§ YOUR INSTRUCTIONS
Set down all of the data that follows word for word, without the images.

Data records:
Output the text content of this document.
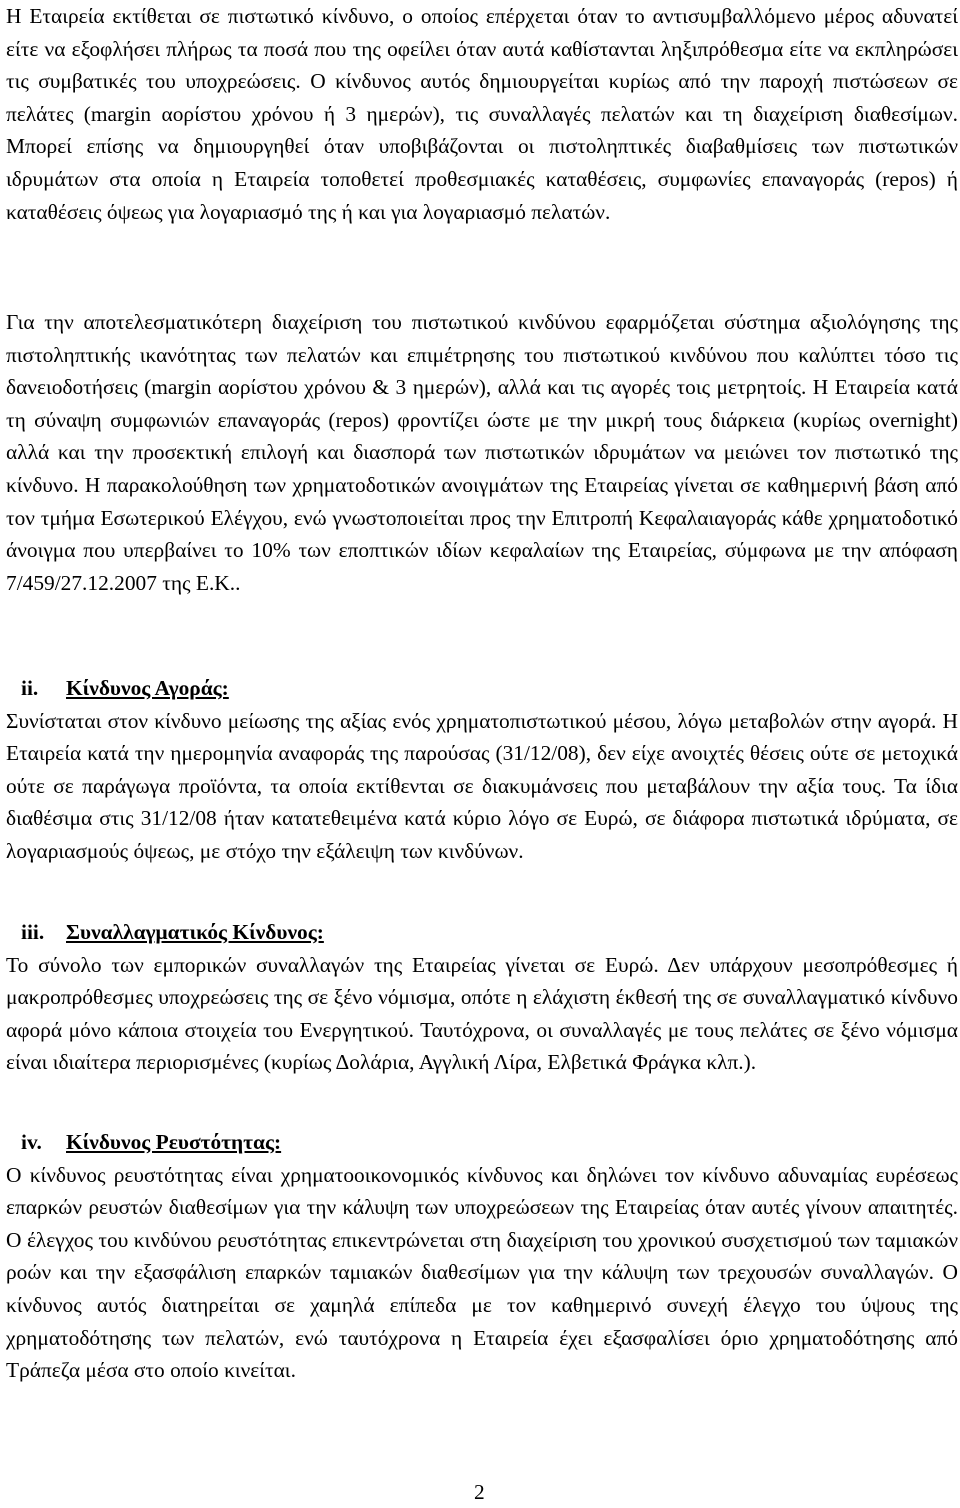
Η Εταιρεία εκτίθεται σε πιστωτικό κίνδυνο, ο οποίος επέρχεται όταν το αντισυμβαλλόμενο μέρος αδυνατεί είτε να εξοφλήσει πλήρως τα ποσά που της οφείλει όταν αυτά καθίστανται ληξιπρόθεσμα είτε να εκπληρώσει τις συμβατικές του υποχρεώσεις. Ο κίνδυνος αυτός δημιουργείται κυρίως από την παροχή πιστώσεων σε πελάτες (margin αορίστου χρόνου ή 3 ημερών), τις συναλλαγές πελατών και τη διαχείριση διαθεσίμων. Μπορεί επίσης να δημιουργηθεί όταν υποβιβάζονται οι πιστοληπτικές διαβαθμίσεις των πιστωτικών ιδρυμάτων στα οποία η Εταιρεία τοποθετεί προθεσμιακές καταθέσεις, συμφωνίες επαναγοράς (repos) ή καταθέσεις όψεως για λογαριασμό της ή και για λογαριασμό πελατών.

Για την αποτελεσματικότερη διαχείριση του πιστωτικού κινδύνου εφαρμόζεται σύστημα αξιολόγησης της πιστοληπτικής ικανότητας των πελατών και επιμέτρησης του πιστωτικού κινδύνου που καλύπτει τόσο τις δανειοδοτήσεις (margin αορίστου χρόνου & 3 ημερών), αλλά και τις αγορές τοις μετρητοίς. Η Εταιρεία κατά τη σύναψη συμφωνιών επαναγοράς (repos) φροντίζει ώστε με την μικρή τους διάρκεια (κυρίως overnight) αλλά και την προσεκτική επιλογή και διασπορά των πιστωτικών ιδρυμάτων να μειώνει τον πιστωτικό της κίνδυνο. Η παρακολούθηση των χρηματοδοτικών ανοιγμάτων της Εταιρείας γίνεται σε καθημερινή βάση από τον τμήμα Εσωτερικού Ελέγχου, ενώ γνωστοποιείται προς την Επιτροπή Κεφαλαιαγοράς κάθε χρηματοδοτικό άνοιγμα που υπερβαίνει το 10% των εποπτικών ιδίων κεφαλαίων της Εταιρείας, σύμφωνα με την απόφαση 7/459/27.12.2007 της Ε.Κ..

ii. Κίνδυνος Αγοράς:

Συνίσταται στον κίνδυνο μείωσης της αξίας ενός χρηματοπιστωτικού μέσου, λόγω μεταβολών στην αγορά. Η Εταιρεία κατά την ημερομηνία αναφοράς της παρούσας (31/12/08), δεν είχε ανοιχτές θέσεις ούτε σε μετοχικά ούτε σε παράγωγα προϊόντα, τα οποία εκτίθενται σε διακυμάνσεις που μεταβάλουν την αξία τους. Τα ίδια διαθέσιμα στις 31/12/08 ήταν κατατεθειμένα κατά κύριο λόγο σε Ευρώ, σε διάφορα πιστωτικά ιδρύματα, σε λογαριασμούς όψεως, με στόχο την εξάλειψη των κινδύνων.

iii. Συναλλαγματικός Κίνδυνος:

Το σύνολο των εμπορικών συναλλαγών της Εταιρείας γίνεται σε Ευρώ. Δεν υπάρχουν μεσοπρόθεσμες ή μακροπρόθεσμες υποχρεώσεις της σε ξένο νόμισμα, οπότε η ελάχιστη έκθεσή της σε συναλλαγματικό κίνδυνο αφορά μόνο κάποια στοιχεία του Ενεργητικού. Ταυτόχρονα, οι συναλλαγές με τους πελάτες σε ξένο νόμισμα είναι ιδιαίτερα περιορισμένες (κυρίως Δολάρια, Αγγλική Λίρα, Ελβετικά Φράγκα κλπ.).

iv. Κίνδυνος Ρευστότητας:

Ο κίνδυνος ρευστότητας είναι χρηματοοικονομικός κίνδυνος και δηλώνει τον κίνδυνο αδυναμίας ευρέσεως επαρκών ρευστών διαθεσίμων για την κάλυψη των υποχρεώσεων της Εταιρείας όταν αυτές γίνουν απαιτητές. Ο έλεγχος του κινδύνου ρευστότητας επικεντρώνεται στη διαχείριση του χρονικού συσχετισμού των ταμιακών ροών και την εξασφάλιση επαρκών ταμιακών διαθεσίμων για την κάλυψη των τρεχουσών συναλλαγών. Ο κίνδυνος αυτός διατηρείται σε χαμηλά επίπεδα με τον καθημερινό συνεχή έλεγχο του ύψους της χρηματοδότησης των πελατών, ενώ ταυτόχρονα η Εταιρεία έχει εξασφαλίσει όριο χρηματοδότησης από Τράπεζα μέσα στο οποίο κινείται.

2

§ TASK SOLUTION
Output the text content of this document.
Η Εταιρεία εκτίθεται σε πιστωτικό κίνδυνο, ο οποίος επέρχεται όταν το αντισυμβαλλόμενο μέρος αδυνατεί είτε να εξοφλήσει πλήρως τα ποσά που της οφείλει όταν αυτά καθίστανται ληξιπρόθεσμα είτε να εκπληρώσει τις συμβατικές του υποχρεώσεις. Ο κίνδυνος αυτός δημιουργείται κυρίως από την παροχή πιστώσεων σε πελάτες (margin αορίστου χρόνου ή 3 ημερών), τις συναλλαγές πελατών και τη διαχείριση διαθεσίμων. Μπορεί επίσης να δημιουργηθεί όταν υποβιβάζονται οι πιστοληπτικές διαβαθμίσεις των πιστωτικών ιδρυμάτων στα οποία η Εταιρεία τοποθετεί προθεσμιακές καταθέσεις, συμφωνίες επαναγοράς (repos) ή καταθέσεις όψεως για λογαριασμό της ή και για λογαριασμό πελατών.

Για την αποτελεσματικότερη διαχείριση του πιστωτικού κινδύνου εφαρμόζεται σύστημα αξιολόγησης της πιστοληπτικής ικανότητας των πελατών και επιμέτρησης του πιστωτικού κινδύνου που καλύπτει τόσο τις δανειοδοτήσεις (margin αορίστου χρόνου & 3 ημερών), αλλά και τις αγορές τοις μετρητοίς. Η Εταιρεία κατά τη σύναψη συμφωνιών επαναγοράς (repos) φροντίζει ώστε με την μικρή τους διάρκεια (κυρίως overnight) αλλά και την προσεκτική επιλογή και διασπορά των πιστωτικών ιδρυμάτων να μειώνει τον πιστωτικό της κίνδυνο. Η παρακολούθηση των χρηματοδοτικών ανοιγμάτων της Εταιρείας γίνεται σε καθημερινή βάση από τον τμήμα Εσωτερικού Ελέγχου, ενώ γνωστοποιείται προς την Επιτροπή Κεφαλαιαγοράς κάθε χρηματοδοτικό άνοιγμα που υπερβαίνει το 10% των εποπτικών ιδίων κεφαλαίων της Εταιρείας, σύμφωνα με την απόφαση 7/459/27.12.2007 της Ε.Κ..

ii. Κίνδυνος Αγοράς:

Συνίσταται στον κίνδυνο μείωσης της αξίας ενός χρηματοπιστωτικού μέσου, λόγω μεταβολών στην αγορά. Η Εταιρεία κατά την ημερομηνία αναφοράς της παρούσας (31/12/08), δεν είχε ανοιχτές θέσεις ούτε σε μετοχικά ούτε σε παράγωγα προϊόντα, τα οποία εκτίθενται σε διακυμάνσεις που μεταβάλουν την αξία τους. Τα ίδια διαθέσιμα στις 31/12/08 ήταν κατατεθειμένα κατά κύριο λόγο σε Ευρώ, σε διάφορα πιστωτικά ιδρύματα, σε λογαριασμούς όψεως, με στόχο την εξάλειψη των κινδύνων.

iii. Συναλλαγματικός Κίνδυνος:

Το σύνολο των εμπορικών συναλλαγών της Εταιρείας γίνεται σε Ευρώ. Δεν υπάρχουν μεσοπρόθεσμες ή μακροπρόθεσμες υποχρεώσεις της σε ξένο νόμισμα, οπότε η ελάχιστη έκθεσή της σε συναλλαγματικό κίνδυνο αφορά μόνο κάποια στοιχεία του Ενεργητικού. Ταυτόχρονα, οι συναλλαγές με τους πελάτες σε ξένο νόμισμα είναι ιδιαίτερα περιορισμένες (κυρίως Δολάρια, Αγγλική Λίρα, Ελβετικά Φράγκα κλπ.).

iv. Κίνδυνος Ρευστότητας:

Ο κίνδυνος ρευστότητας είναι χρηματοοικονομικός κίνδυνος και δηλώνει τον κίνδυνο αδυναμίας ευρέσεως επαρκών ρευστών διαθεσίμων για την κάλυψη των υποχρεώσεων της Εταιρείας όταν αυτές γίνουν απαιτητές. Ο έλεγχος του κινδύνου ρευστότητας επικεντρώνεται στη διαχείριση του χρονικού συσχετισμού των ταμιακών ροών και την εξασφάλιση επαρκών ταμιακών διαθεσίμων για την κάλυψη των τρεχουσών συναλλαγών. Ο κίνδυνος αυτός διατηρείται σε χαμηλά επίπεδα με τον καθημερινό συνεχή έλεγχο του ύψους της χρηματοδότησης των πελατών, ενώ ταυτόχρονα η Εταιρεία έχει εξασφαλίσει όριο χρηματοδότησης από Τράπεζα μέσα στο οποίο κινείται.

2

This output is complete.